#### Data for processing
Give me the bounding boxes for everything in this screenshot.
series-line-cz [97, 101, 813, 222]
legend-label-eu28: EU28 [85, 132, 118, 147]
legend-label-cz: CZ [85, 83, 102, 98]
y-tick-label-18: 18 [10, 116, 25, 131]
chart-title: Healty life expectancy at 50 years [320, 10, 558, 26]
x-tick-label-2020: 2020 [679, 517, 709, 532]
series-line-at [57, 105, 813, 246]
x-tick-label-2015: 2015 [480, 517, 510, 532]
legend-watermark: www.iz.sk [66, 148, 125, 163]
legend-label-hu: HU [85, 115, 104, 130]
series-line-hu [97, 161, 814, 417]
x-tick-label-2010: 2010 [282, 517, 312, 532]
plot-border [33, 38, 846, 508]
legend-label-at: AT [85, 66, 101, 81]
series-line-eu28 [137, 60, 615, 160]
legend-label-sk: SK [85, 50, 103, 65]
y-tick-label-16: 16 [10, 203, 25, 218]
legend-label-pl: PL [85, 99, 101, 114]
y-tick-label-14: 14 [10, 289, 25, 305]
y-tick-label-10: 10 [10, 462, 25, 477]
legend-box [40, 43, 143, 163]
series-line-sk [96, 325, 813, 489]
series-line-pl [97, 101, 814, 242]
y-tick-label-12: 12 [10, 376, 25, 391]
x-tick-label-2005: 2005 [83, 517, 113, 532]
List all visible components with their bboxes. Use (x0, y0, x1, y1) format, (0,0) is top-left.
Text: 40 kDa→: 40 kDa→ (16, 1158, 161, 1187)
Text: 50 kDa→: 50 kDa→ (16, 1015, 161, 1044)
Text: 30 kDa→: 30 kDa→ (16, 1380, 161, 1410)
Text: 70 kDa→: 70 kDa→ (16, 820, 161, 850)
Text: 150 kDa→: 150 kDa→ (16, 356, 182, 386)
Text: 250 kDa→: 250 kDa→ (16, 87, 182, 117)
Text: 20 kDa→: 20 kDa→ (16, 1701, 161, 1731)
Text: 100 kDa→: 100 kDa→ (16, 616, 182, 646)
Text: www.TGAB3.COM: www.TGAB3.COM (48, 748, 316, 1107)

#### Written problem
Copy every line of the records above without changing anything.

#### Finished answer
Give me the bounding boxes for everything in this screenshot.
series-line-cz [97, 101, 813, 222]
legend-label-eu28: EU28 [85, 132, 118, 147]
legend-label-cz: CZ [85, 83, 102, 98]
y-tick-label-18: 18 [10, 116, 25, 131]
chart-title: Healty life expectancy at 50 years [320, 10, 558, 26]
x-tick-label-2020: 2020 [679, 517, 709, 532]
series-line-at [57, 105, 813, 246]
x-tick-label-2015: 2015 [480, 517, 510, 532]
legend-watermark: www.iz.sk [66, 148, 125, 163]
legend-label-hu: HU [85, 115, 104, 130]
series-line-hu [97, 161, 814, 417]
x-tick-label-2010: 2010 [282, 517, 312, 532]
plot-border [33, 38, 846, 508]
legend-label-at: AT [85, 66, 101, 81]
series-line-eu28 [137, 60, 615, 160]
legend-label-sk: SK [85, 50, 103, 65]
y-tick-label-16: 16 [10, 203, 25, 218]
legend-label-pl: PL [85, 99, 101, 114]
y-tick-label-14: 14 [10, 289, 25, 305]
y-tick-label-10: 10 [10, 462, 25, 477]
legend-box [40, 43, 143, 163]
series-line-sk [96, 325, 813, 489]
series-line-pl [97, 101, 814, 242]
y-tick-label-12: 12 [10, 376, 25, 391]
x-tick-label-2005: 2005 [83, 517, 113, 532]
List all visible components with their bboxes. Use (x0, y0, x1, y1) format, (0,0) is top-left.
Text: 40 kDa→: 40 kDa→ (16, 1158, 161, 1187)
Text: 50 kDa→: 50 kDa→ (16, 1015, 161, 1044)
Text: 30 kDa→: 30 kDa→ (16, 1380, 161, 1410)
Text: 70 kDa→: 70 kDa→ (16, 820, 161, 850)
Text: 150 kDa→: 150 kDa→ (16, 356, 182, 386)
Text: 250 kDa→: 250 kDa→ (16, 87, 182, 117)
Text: 20 kDa→: 20 kDa→ (16, 1701, 161, 1731)
Text: 100 kDa→: 100 kDa→ (16, 616, 182, 646)
Text: www.TGAB3.COM: www.TGAB3.COM (48, 748, 316, 1107)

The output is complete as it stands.